>> begin
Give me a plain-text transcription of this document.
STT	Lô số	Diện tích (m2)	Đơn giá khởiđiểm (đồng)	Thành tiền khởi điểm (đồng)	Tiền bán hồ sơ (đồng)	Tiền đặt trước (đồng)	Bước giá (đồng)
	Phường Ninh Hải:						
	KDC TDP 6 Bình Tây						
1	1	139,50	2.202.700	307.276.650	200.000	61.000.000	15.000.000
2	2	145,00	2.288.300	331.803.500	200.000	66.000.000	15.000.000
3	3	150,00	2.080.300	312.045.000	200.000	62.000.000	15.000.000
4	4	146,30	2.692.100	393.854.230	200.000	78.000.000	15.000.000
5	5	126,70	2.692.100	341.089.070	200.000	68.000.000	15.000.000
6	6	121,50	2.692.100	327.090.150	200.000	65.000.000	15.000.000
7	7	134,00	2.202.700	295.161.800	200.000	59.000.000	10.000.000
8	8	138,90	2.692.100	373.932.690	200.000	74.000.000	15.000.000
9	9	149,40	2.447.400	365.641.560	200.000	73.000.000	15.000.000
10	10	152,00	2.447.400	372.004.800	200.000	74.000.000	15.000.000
>> end
PROBLEM DESCRIPTION: The records above are to be copied in full, exactly as written.

SOLVED PROBLEM:
Give me a plain-text transcription of this document.
STT	Lô số	Diện tích (m2)	Đơn giá khởiđiểm (đồng)	Thành tiền khởi điểm (đồng)	Tiền bán hồ sơ (đồng)	Tiền đặt trước (đồng)	Bước giá (đồng)
	Phường Ninh Hải:						
	KDC TDP 6 Bình Tây						
1	1	139,50	2.202.700	307.276.650	200.000	61.000.000	15.000.000
2	2	145,00	2.288.300	331.803.500	200.000	66.000.000	15.000.000
3	3	150,00	2.080.300	312.045.000	200.000	62.000.000	15.000.000
4	4	146,30	2.692.100	393.854.230	200.000	78.000.000	15.000.000
5	5	126,70	2.692.100	341.089.070	200.000	68.000.000	15.000.000
6	6	121,50	2.692.100	327.090.150	200.000	65.000.000	15.000.000
7	7	134,00	2.202.700	295.161.800	200.000	59.000.000	10.000.000
8	8	138,90	2.692.100	373.932.690	200.000	74.000.000	15.000.000
9	9	149,40	2.447.400	365.641.560	200.000	73.000.000	15.000.000
10	10	152,00	2.447.400	372.004.800	200.000	74.000.000	15.000.000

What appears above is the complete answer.